■ **Task requirements**
Check each line of the records below for the word "false" and copy those where it appears.

Records from a collection of figures
--------

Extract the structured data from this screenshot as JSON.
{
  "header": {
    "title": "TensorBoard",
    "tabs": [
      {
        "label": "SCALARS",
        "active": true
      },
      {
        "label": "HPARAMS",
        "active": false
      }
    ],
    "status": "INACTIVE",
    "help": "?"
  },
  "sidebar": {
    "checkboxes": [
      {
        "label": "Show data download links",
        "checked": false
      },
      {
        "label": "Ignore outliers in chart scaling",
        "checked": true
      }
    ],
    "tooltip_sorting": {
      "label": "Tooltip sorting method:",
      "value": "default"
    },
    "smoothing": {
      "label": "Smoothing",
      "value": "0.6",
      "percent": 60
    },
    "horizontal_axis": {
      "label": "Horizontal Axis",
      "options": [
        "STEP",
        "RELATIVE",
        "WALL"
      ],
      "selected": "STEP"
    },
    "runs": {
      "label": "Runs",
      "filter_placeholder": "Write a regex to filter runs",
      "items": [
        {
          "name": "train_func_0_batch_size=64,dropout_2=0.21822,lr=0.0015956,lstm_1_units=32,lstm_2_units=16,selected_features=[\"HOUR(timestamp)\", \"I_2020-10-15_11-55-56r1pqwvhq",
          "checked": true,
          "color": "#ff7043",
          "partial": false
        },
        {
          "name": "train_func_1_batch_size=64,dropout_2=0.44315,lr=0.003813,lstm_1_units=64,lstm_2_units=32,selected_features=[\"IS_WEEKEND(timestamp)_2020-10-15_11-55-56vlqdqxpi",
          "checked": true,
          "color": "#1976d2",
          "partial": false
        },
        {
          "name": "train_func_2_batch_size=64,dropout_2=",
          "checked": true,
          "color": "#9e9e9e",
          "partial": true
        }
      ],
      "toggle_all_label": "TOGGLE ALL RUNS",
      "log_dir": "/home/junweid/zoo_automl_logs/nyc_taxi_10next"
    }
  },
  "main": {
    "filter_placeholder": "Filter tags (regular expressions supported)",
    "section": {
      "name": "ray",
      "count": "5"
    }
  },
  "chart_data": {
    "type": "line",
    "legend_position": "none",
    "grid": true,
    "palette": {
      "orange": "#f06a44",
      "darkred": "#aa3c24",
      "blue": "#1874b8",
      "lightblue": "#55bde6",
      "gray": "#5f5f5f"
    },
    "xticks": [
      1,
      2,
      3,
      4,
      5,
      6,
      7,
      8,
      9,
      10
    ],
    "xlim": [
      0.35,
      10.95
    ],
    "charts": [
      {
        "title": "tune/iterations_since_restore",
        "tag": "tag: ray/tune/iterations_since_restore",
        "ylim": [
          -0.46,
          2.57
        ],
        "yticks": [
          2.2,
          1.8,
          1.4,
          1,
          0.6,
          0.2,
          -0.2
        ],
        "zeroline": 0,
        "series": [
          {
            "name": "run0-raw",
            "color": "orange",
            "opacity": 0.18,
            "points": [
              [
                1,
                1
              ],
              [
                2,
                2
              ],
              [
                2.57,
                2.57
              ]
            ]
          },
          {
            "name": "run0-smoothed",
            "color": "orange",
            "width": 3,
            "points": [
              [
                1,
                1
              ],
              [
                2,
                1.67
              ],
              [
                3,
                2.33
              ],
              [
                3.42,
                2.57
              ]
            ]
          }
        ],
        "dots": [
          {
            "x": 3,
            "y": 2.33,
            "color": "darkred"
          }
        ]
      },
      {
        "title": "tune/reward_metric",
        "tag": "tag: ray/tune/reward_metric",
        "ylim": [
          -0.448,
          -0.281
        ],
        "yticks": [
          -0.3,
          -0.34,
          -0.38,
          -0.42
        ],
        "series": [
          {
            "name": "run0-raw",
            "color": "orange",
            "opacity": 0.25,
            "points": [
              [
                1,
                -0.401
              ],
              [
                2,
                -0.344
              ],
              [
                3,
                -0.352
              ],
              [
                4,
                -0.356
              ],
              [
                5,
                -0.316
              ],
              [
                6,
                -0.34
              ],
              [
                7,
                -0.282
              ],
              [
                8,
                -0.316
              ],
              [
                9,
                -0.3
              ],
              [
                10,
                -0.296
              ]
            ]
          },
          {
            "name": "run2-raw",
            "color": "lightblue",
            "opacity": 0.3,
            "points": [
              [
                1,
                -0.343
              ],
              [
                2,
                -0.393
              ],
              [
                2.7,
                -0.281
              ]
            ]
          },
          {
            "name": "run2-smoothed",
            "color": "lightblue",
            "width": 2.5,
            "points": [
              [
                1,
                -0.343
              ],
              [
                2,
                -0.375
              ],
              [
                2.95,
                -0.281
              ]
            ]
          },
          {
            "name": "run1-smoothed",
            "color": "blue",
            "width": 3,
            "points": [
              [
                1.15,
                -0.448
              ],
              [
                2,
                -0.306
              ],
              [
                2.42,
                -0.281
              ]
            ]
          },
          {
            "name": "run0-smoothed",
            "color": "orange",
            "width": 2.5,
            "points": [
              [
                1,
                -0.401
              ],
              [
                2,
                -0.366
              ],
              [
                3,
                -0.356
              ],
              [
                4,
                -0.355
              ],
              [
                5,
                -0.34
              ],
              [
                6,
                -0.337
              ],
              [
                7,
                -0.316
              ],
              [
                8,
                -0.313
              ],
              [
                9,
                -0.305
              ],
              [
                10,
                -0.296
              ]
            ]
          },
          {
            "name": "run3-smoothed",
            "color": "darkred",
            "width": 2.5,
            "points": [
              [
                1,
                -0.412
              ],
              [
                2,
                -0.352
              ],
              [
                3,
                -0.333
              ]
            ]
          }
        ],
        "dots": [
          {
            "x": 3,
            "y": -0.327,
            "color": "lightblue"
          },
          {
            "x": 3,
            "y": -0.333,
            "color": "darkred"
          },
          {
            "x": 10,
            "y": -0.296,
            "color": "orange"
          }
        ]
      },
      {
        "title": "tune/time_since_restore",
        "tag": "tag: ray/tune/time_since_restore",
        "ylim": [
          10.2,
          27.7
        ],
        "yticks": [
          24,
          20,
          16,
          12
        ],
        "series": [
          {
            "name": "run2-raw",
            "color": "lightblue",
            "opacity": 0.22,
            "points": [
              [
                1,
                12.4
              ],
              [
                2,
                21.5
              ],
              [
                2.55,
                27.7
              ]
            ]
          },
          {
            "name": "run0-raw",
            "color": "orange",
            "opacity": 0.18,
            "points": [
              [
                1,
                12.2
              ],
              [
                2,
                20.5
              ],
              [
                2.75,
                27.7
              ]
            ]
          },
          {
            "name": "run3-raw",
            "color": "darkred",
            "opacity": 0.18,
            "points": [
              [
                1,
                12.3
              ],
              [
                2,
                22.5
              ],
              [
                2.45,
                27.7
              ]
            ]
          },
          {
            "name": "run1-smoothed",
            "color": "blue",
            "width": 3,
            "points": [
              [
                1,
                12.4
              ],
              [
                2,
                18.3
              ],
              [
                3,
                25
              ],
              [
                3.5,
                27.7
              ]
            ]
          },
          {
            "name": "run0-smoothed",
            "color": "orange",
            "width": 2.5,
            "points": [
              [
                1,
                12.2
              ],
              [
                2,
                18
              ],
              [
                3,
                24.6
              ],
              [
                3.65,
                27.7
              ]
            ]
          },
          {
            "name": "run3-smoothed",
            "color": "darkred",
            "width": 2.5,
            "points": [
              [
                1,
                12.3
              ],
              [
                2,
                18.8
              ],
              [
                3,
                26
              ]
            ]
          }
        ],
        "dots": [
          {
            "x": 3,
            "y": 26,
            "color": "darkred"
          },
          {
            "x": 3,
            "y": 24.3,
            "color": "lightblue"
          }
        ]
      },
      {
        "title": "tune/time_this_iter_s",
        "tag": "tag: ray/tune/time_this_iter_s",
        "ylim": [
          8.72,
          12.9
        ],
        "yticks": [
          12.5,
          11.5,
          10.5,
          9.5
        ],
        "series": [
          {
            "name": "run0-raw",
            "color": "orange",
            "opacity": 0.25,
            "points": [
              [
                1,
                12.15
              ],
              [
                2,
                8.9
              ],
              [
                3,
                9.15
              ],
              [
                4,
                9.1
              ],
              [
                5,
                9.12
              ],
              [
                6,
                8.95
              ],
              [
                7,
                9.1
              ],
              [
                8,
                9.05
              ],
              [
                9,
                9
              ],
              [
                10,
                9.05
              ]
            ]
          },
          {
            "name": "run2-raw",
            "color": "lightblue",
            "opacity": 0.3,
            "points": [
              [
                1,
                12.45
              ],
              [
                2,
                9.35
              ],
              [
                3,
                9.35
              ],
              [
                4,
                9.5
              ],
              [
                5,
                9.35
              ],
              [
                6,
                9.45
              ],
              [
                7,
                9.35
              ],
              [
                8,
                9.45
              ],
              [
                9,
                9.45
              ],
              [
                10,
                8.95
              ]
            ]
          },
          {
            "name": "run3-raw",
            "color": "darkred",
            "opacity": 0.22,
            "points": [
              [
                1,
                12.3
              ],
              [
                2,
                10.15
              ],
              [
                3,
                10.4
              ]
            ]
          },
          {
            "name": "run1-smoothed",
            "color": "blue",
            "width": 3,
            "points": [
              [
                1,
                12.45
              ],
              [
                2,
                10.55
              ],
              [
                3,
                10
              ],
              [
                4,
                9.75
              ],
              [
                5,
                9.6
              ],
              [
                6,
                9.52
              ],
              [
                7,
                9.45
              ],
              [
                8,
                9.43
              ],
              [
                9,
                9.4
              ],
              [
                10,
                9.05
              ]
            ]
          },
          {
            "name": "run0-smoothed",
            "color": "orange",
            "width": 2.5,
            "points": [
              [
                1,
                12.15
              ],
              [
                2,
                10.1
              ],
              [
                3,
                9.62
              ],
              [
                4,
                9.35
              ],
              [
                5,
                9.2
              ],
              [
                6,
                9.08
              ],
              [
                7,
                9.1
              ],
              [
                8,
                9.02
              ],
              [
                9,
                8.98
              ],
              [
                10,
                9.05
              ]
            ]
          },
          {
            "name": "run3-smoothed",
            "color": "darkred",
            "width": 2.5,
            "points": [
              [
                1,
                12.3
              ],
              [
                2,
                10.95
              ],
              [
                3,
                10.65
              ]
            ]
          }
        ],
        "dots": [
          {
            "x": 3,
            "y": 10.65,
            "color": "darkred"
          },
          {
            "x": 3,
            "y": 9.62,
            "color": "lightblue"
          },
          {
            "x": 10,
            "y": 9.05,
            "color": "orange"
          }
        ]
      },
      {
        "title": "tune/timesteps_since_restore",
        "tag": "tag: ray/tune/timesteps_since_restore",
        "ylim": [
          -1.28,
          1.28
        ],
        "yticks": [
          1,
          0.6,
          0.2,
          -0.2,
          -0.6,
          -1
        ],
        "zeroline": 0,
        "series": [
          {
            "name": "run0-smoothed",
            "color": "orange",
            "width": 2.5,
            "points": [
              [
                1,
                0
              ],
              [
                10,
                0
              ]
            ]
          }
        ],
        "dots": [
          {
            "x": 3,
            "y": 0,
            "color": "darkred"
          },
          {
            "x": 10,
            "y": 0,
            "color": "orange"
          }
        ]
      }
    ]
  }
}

--------

■ **Task solution**
        "active": false
        "checked": false
          "partial": false
          "partial": false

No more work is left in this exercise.